▶ **Task details**: All records must be quoted exactly. Omit the pictures.

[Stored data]
━━━

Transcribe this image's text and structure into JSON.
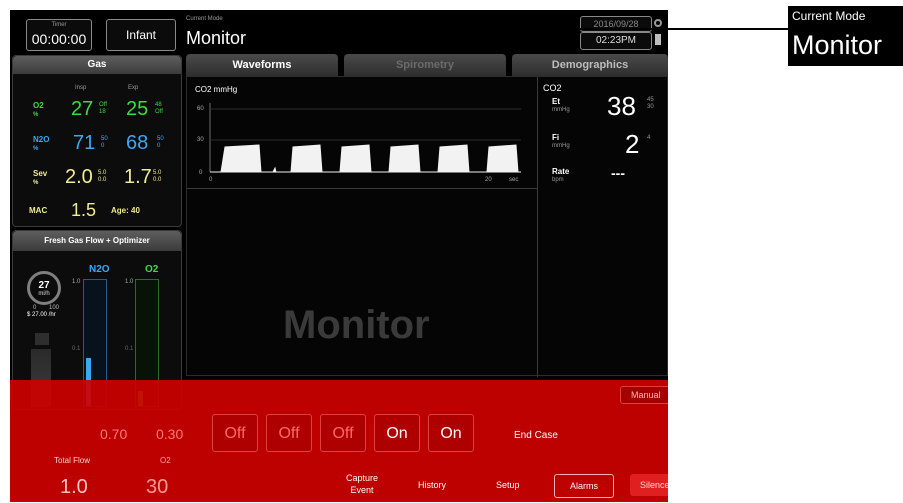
{
  "header": {
    "timer_label": "Timer",
    "timer_value": "00:00:00",
    "patient_type": "Infant",
    "mode_label": "Current Mode",
    "mode_value": "Monitor",
    "date": "2016/09/28",
    "time": "02:23PM"
  },
  "callout": {
    "label": "Current Mode",
    "value": "Monitor"
  },
  "gas_panel": {
    "title": "Gas",
    "col_insp": "Insp",
    "col_exp": "Exp",
    "rows": [
      {
        "name": "O2",
        "unit": "%",
        "insp": "27",
        "exp": "25",
        "hi": "Off",
        "lo": "18",
        "hi2": "48",
        "lo2": "Off"
      },
      {
        "name": "N2O",
        "unit": "%",
        "insp": "71",
        "exp": "68",
        "hi": "50",
        "lo": "0",
        "hi2": "50",
        "lo2": "0"
      },
      {
        "name": "Sev",
        "unit": "%",
        "insp": "2.0",
        "exp": "1.7",
        "hi": "5.0",
        "lo": "0.0",
        "hi2": "5.0",
        "lo2": "0.0"
      }
    ],
    "mac_label": "MAC",
    "mac_value": "1.5",
    "age_label": "Age: 40"
  },
  "fgf_panel": {
    "title": "Fresh Gas Flow + Optimizer",
    "gauge_value": "27",
    "gauge_unit": "mi/h",
    "gauge_tick_min": "0",
    "gauge_tick_max": "100",
    "cost": "$ 27.00 /hr",
    "n2o_label": "N2O",
    "o2_label": "O2",
    "scale_top": "1.0",
    "scale_mid": "0.1",
    "n2o_fill": 0.38,
    "o2_fill": 0.12
  },
  "tabs": {
    "waveforms": "Waveforms",
    "spirometry": "Spirometry",
    "demographics": "Demographics"
  },
  "waveform": {
    "title": "CO2 mmHg",
    "y_ticks": [
      "60",
      "30",
      "0"
    ],
    "x_ticks": [
      "0",
      "20",
      "sec"
    ],
    "overlay_text": "Monitor"
  },
  "co2_panel": {
    "title": "CO2",
    "et_label": "Et",
    "et_unit": "mmHg",
    "et_value": "38",
    "et_hi": "45",
    "et_lo": "30",
    "fi_label": "Fi",
    "fi_unit": "mmHg",
    "fi_value": "2",
    "fi_hi": "4",
    "rate_label": "Rate",
    "rate_unit": "bpm",
    "rate_value": "---"
  },
  "bottom_bar": {
    "left_values": [
      "0.70",
      "0.30"
    ],
    "total_flow_label": "Total Flow",
    "total_flow_value": "1.0",
    "o2_label": "O2",
    "o2_value": "30",
    "toggles": [
      "Off",
      "Off",
      "Off",
      "On",
      "On"
    ],
    "end_case": "End Case",
    "capture_event": "Capture Event",
    "history": "History",
    "setup": "Setup",
    "alarms": "Alarms",
    "silence": "Silence",
    "manual": "Manual"
  },
  "colors": {
    "alarm_red": "#cd0000",
    "n2o_blue": "#38a8f5",
    "o2_green": "#3ddc3d",
    "sev_yellow": "#f1ec90"
  }
}
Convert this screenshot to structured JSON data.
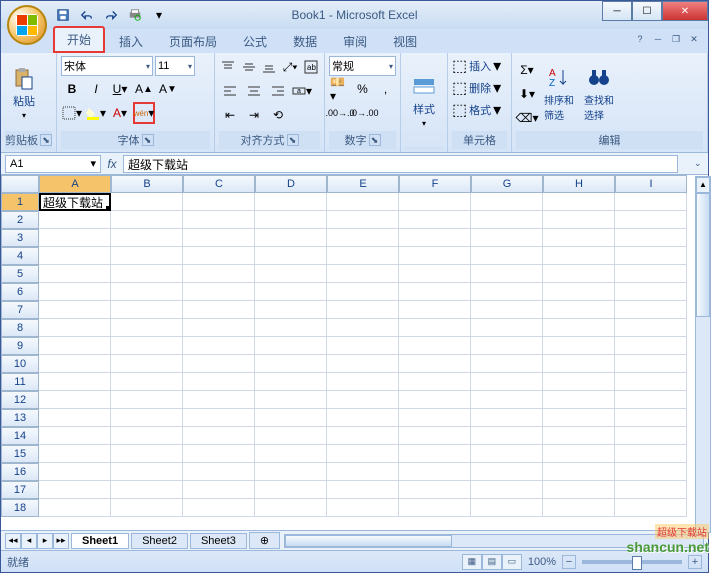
{
  "title": "Book1 - Microsoft Excel",
  "tabs": [
    "开始",
    "插入",
    "页面布局",
    "公式",
    "数据",
    "审阅",
    "视图"
  ],
  "active_tab": 0,
  "groups": {
    "clipboard": {
      "label": "剪贴板",
      "paste": "粘贴"
    },
    "font": {
      "label": "字体",
      "font_name": "宋体",
      "font_size": "11",
      "phonetic": "wén"
    },
    "alignment": {
      "label": "对齐方式"
    },
    "number": {
      "label": "数字",
      "format": "常规"
    },
    "styles": {
      "label": "样式",
      "btn": "样式"
    },
    "cells": {
      "label": "单元格",
      "insert": "插入",
      "delete": "删除",
      "format": "格式"
    },
    "editing": {
      "label": "编辑",
      "sort": "排序和\n筛选",
      "find": "查找和\n选择"
    }
  },
  "name_box": "A1",
  "formula_value": "超级下载站",
  "cell_a1": "超级下载站",
  "columns": [
    "A",
    "B",
    "C",
    "D",
    "E",
    "F",
    "G",
    "H",
    "I"
  ],
  "rows": [
    1,
    2,
    3,
    4,
    5,
    6,
    7,
    8,
    9,
    10,
    11,
    12,
    13,
    14,
    15,
    16,
    17,
    18
  ],
  "sheets": [
    "Sheet1",
    "Sheet2",
    "Sheet3"
  ],
  "status": "就绪",
  "zoom": "100%",
  "watermark": "shancun.net",
  "watermark_top": "超级下载站"
}
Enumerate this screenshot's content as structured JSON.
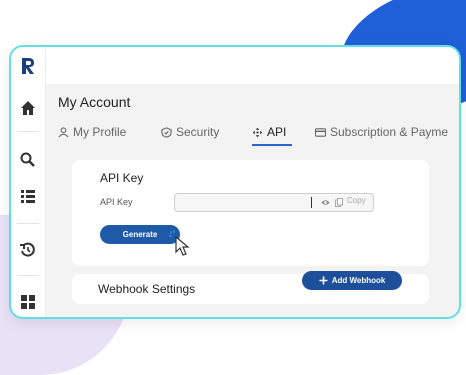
{
  "page": {
    "title": "My Account"
  },
  "tabs": [
    {
      "label": "My Profile",
      "icon": "user-icon"
    },
    {
      "label": "Security",
      "icon": "shield-icon"
    },
    {
      "label": "API",
      "icon": "api-move-icon"
    },
    {
      "label": "Subscription & Payme",
      "icon": "card-icon"
    }
  ],
  "sidebar": {
    "logo": "R",
    "items": [
      {
        "icon": "home-icon"
      },
      {
        "icon": "search-icon"
      },
      {
        "icon": "list-icon"
      },
      {
        "icon": "history-icon"
      },
      {
        "icon": "grid-icon"
      }
    ]
  },
  "api_key": {
    "title": "API Key",
    "field_label": "API Key",
    "value": "",
    "copy_label": "Copy",
    "generate_label": "Generate"
  },
  "webhook": {
    "title": "Webhook Settings",
    "add_label": "Add Webhook"
  },
  "colors": {
    "accent": "#2d64c8",
    "button": "#1e5aa8",
    "border": "#5ee0e6"
  }
}
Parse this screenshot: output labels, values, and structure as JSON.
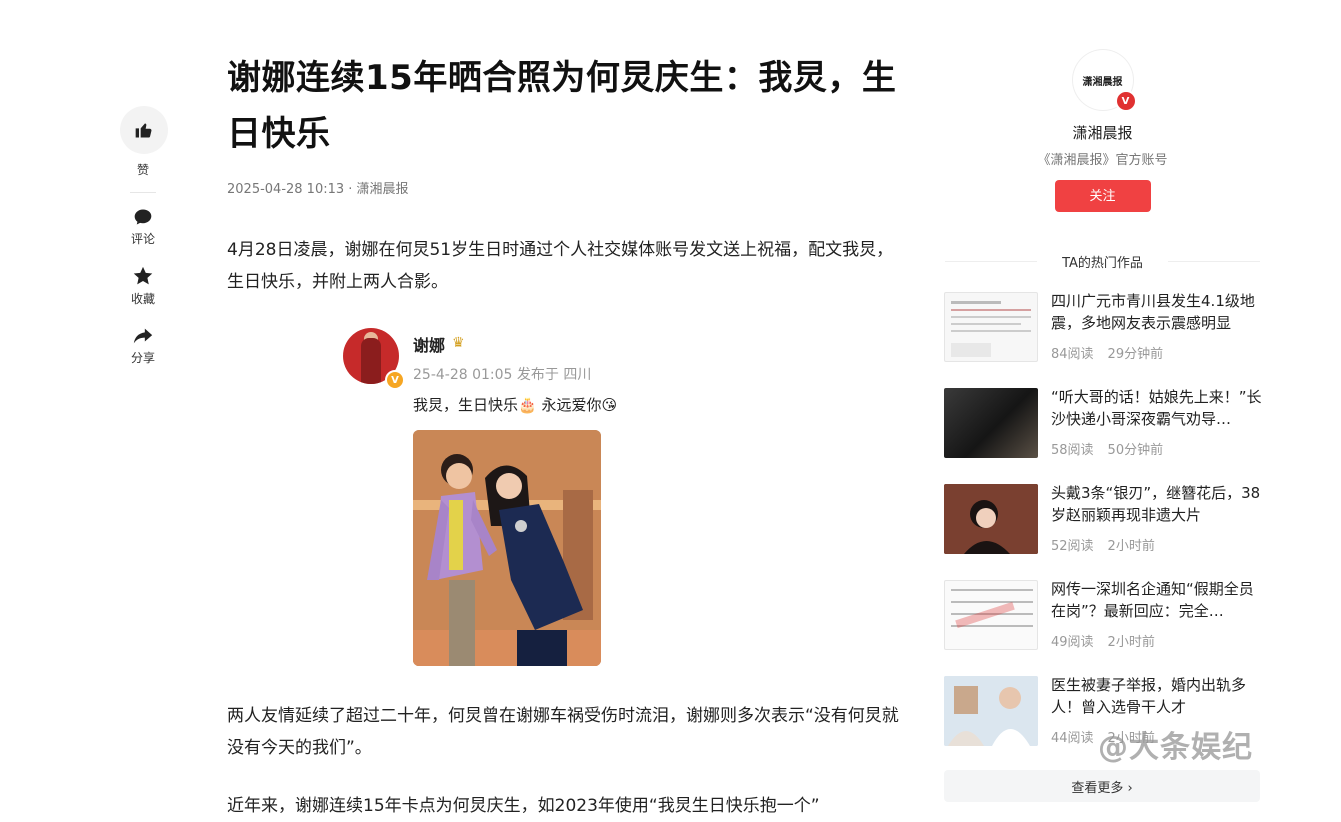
{
  "article": {
    "title": "谢娜连续15年晒合照为何炅庆生：我炅，生日快乐",
    "meta": "2025-04-28 10:13 · 潇湘晨报",
    "paragraphs": [
      "4月28日凌晨，谢娜在何炅51岁生日时通过个人社交媒体账号发文送上祝福，配文我炅，生日快乐，并附上两人合影。",
      "两人友情延续了超过二十年，何炅曾在谢娜车祸受伤时流泪，谢娜则多次表示“没有何炅就没有今天的我们”。",
      "近年来，谢娜连续15年卡点为何炅庆生，如2023年使用“我炅生日快乐抱一个”"
    ]
  },
  "rail": {
    "like_label": "赞",
    "comment_label": "评论",
    "collect_label": "收藏",
    "share_label": "分享"
  },
  "weibo": {
    "name": "谢娜",
    "badge": "V",
    "time": "25-4-28 01:05 发布于 四川",
    "text": "我炅，生日快乐🎂 永远爱你😘"
  },
  "author": {
    "logo_text": "潇湘晨报",
    "badge": "V",
    "name": "潇湘晨报",
    "desc": "《潇湘晨报》官方账号",
    "follow_label": "关注"
  },
  "hot": {
    "title": "TA的热门作品",
    "items": [
      {
        "text": "四川广元市青川县发生4.1级地震，多地网友表示震感明显",
        "reads": "84阅读",
        "time": "29分钟前"
      },
      {
        "text": "“听大哥的话！姑娘先上来！”长沙快递小哥深夜霸气劝导…",
        "reads": "58阅读",
        "time": "50分钟前"
      },
      {
        "text": "头戴3条“银刃”，继簪花后，38岁赵丽颖再现非遗大片",
        "reads": "52阅读",
        "time": "2小时前"
      },
      {
        "text": "网传一深圳名企通知“假期全员在岗”？最新回应：完全…",
        "reads": "49阅读",
        "time": "2小时前"
      },
      {
        "text": "医生被妻子举报，婚内出轨多人！曾入选骨干人才",
        "reads": "44阅读",
        "time": "2小时前"
      }
    ],
    "more_label": "查看更多 ›"
  },
  "watermark": "@大条娱纪"
}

━━━

▶ **Written answer**:
Transcribe this image's text and structure into JSON.
{
  "header": {
    "timer_label": "Timer",
    "timer_value": "00:00:00",
    "patient_type": "Infant",
    "mode_label": "Current Mode",
    "mode_value": "Monitor",
    "date": "2016/09/28",
    "time": "02:23PM"
  },
  "callout": {
    "label": "Current Mode",
    "value": "Monitor"
  },
  "gas_panel": {
    "title": "Gas",
    "col_insp": "Insp",
    "col_exp": "Exp",
    "rows": [
      {
        "name": "O2",
        "unit": "%",
        "insp": "27",
        "exp": "25",
        "hi": "Off",
        "lo": "18",
        "hi2": "48",
        "lo2": "Off"
      },
      {
        "name": "N2O",
        "unit": "%",
        "insp": "71",
        "exp": "68",
        "hi": "50",
        "lo": "0",
        "hi2": "50",
        "lo2": "0"
      },
      {
        "name": "Sev",
        "unit": "%",
        "insp": "2.0",
        "exp": "1.7",
        "hi": "5.0",
        "lo": "0.0",
        "hi2": "5.0",
        "lo2": "0.0"
      }
    ],
    "mac_label": "MAC",
    "mac_value": "1.5",
    "age_label": "Age: 40"
  },
  "fgf_panel": {
    "title": "Fresh Gas Flow + Optimizer",
    "gauge_value": "27",
    "gauge_unit": "mi/h",
    "gauge_tick_min": "0",
    "gauge_tick_max": "100",
    "cost": "$ 27.00 /hr",
    "n2o_label": "N2O",
    "o2_label": "O2",
    "scale_top": "1.0",
    "scale_mid": "0.1",
    "n2o_fill": 0.38,
    "o2_fill": 0.12
  },
  "tabs": {
    "waveforms": "Waveforms",
    "spirometry": "Spirometry",
    "demographics": "Demographics"
  },
  "waveform": {
    "title": "CO2 mmHg",
    "y_ticks": [
      "60",
      "30",
      "0"
    ],
    "x_ticks": [
      "0",
      "20",
      "sec"
    ],
    "overlay_text": "Monitor"
  },
  "co2_panel": {
    "title": "CO2",
    "et_label": "Et",
    "et_unit": "mmHg",
    "et_value": "38",
    "et_hi": "45",
    "et_lo": "30",
    "fi_label": "Fi",
    "fi_unit": "mmHg",
    "fi_value": "2",
    "fi_hi": "4",
    "rate_label": "Rate",
    "rate_unit": "bpm",
    "rate_value": "---"
  },
  "bottom_bar": {
    "left_values": [
      "0.70",
      "0.30"
    ],
    "total_flow_label": "Total Flow",
    "total_flow_value": "1.0",
    "o2_label": "O2",
    "o2_value": "30",
    "toggles": [
      "Off",
      "Off",
      "Off",
      "On",
      "On"
    ],
    "end_case": "End Case",
    "capture_event": "Capture Event",
    "history": "History",
    "setup": "Setup",
    "alarms": "Alarms",
    "silence": "Silence",
    "manual": "Manual"
  },
  "colors": {
    "alarm_red": "#cd0000",
    "n2o_blue": "#38a8f5",
    "o2_green": "#3ddc3d",
    "sev_yellow": "#f1ec90"
  }
}
Convert this screenshot to structured JSON data.
{
  "title": "Book1 - Microsoft Excel",
  "tabs": [
    "开始",
    "插入",
    "页面布局",
    "公式",
    "数据",
    "审阅",
    "视图"
  ],
  "active_tab": 0,
  "groups": {
    "clipboard": {
      "label": "剪贴板",
      "paste": "粘贴"
    },
    "font": {
      "label": "字体",
      "font_name": "宋体",
      "font_size": "11",
      "phonetic": "wén"
    },
    "alignment": {
      "label": "对齐方式"
    },
    "number": {
      "label": "数字",
      "format": "常规"
    },
    "styles": {
      "label": "样式",
      "btn": "样式"
    },
    "cells": {
      "label": "单元格",
      "insert": "插入",
      "delete": "删除",
      "format": "格式"
    },
    "editing": {
      "label": "编辑",
      "sort": "排序和\n筛选",
      "find": "查找和\n选择"
    }
  },
  "name_box": "A1",
  "formula_value": "超级下载站",
  "cell_a1": "超级下载站",
  "columns": [
    "A",
    "B",
    "C",
    "D",
    "E",
    "F",
    "G",
    "H",
    "I"
  ],
  "rows": [
    1,
    2,
    3,
    4,
    5,
    6,
    7,
    8,
    9,
    10,
    11,
    12,
    13,
    14,
    15,
    16,
    17,
    18
  ],
  "sheets": [
    "Sheet1",
    "Sheet2",
    "Sheet3"
  ],
  "status": "就绪",
  "zoom": "100%",
  "watermark": "shancun.net",
  "watermark_top": "超级下载站"
}
Enumerate this screenshot's content as structured JSON.
{
  "page": {
    "title": "My Account"
  },
  "tabs": [
    {
      "label": "My Profile",
      "icon": "user-icon"
    },
    {
      "label": "Security",
      "icon": "shield-icon"
    },
    {
      "label": "API",
      "icon": "api-move-icon"
    },
    {
      "label": "Subscription & Payme",
      "icon": "card-icon"
    }
  ],
  "sidebar": {
    "logo": "R",
    "items": [
      {
        "icon": "home-icon"
      },
      {
        "icon": "search-icon"
      },
      {
        "icon": "list-icon"
      },
      {
        "icon": "history-icon"
      },
      {
        "icon": "grid-icon"
      }
    ]
  },
  "api_key": {
    "title": "API Key",
    "field_label": "API Key",
    "value": "",
    "copy_label": "Copy",
    "generate_label": "Generate"
  },
  "webhook": {
    "title": "Webhook Settings",
    "add_label": "Add Webhook"
  },
  "colors": {
    "accent": "#2d64c8",
    "button": "#1e5aa8",
    "border": "#5ee0e6"
  }
}
Parse this screenshot: output labels, values, and structure as JSON.
{
  "article": {
    "title": "谢娜连续15年晒合照为何炅庆生：我炅，生日快乐",
    "meta": "2025-04-28 10:13 · 潇湘晨报",
    "paragraphs": [
      "4月28日凌晨，谢娜在何炅51岁生日时通过个人社交媒体账号发文送上祝福，配文我炅，生日快乐，并附上两人合影。",
      "两人友情延续了超过二十年，何炅曾在谢娜车祸受伤时流泪，谢娜则多次表示“没有何炅就没有今天的我们”。",
      "近年来，谢娜连续15年卡点为何炅庆生，如2023年使用“我炅生日快乐抱一个”"
    ]
  },
  "rail": {
    "like_label": "赞",
    "comment_label": "评论",
    "collect_label": "收藏",
    "share_label": "分享"
  },
  "weibo": {
    "name": "谢娜",
    "badge": "V",
    "time": "25-4-28 01:05 发布于 四川",
    "text": "我炅，生日快乐🎂 永远爱你😘"
  },
  "author": {
    "logo_text": "潇湘晨报",
    "badge": "V",
    "name": "潇湘晨报",
    "desc": "《潇湘晨报》官方账号",
    "follow_label": "关注"
  },
  "hot": {
    "title": "TA的热门作品",
    "items": [
      {
        "text": "四川广元市青川县发生4.1级地震，多地网友表示震感明显",
        "reads": "84阅读",
        "time": "29分钟前"
      },
      {
        "text": "“听大哥的话！姑娘先上来！”长沙快递小哥深夜霸气劝导…",
        "reads": "58阅读",
        "time": "50分钟前"
      },
      {
        "text": "头戴3条“银刃”，继簪花后，38岁赵丽颖再现非遗大片",
        "reads": "52阅读",
        "time": "2小时前"
      },
      {
        "text": "网传一深圳名企通知“假期全员在岗”？最新回应：完全…",
        "reads": "49阅读",
        "time": "2小时前"
      },
      {
        "text": "医生被妻子举报，婚内出轨多人！曾入选骨干人才",
        "reads": "44阅读",
        "time": "2小时前"
      }
    ],
    "more_label": "查看更多 ›"
  },
  "watermark": "@大条娱纪"
}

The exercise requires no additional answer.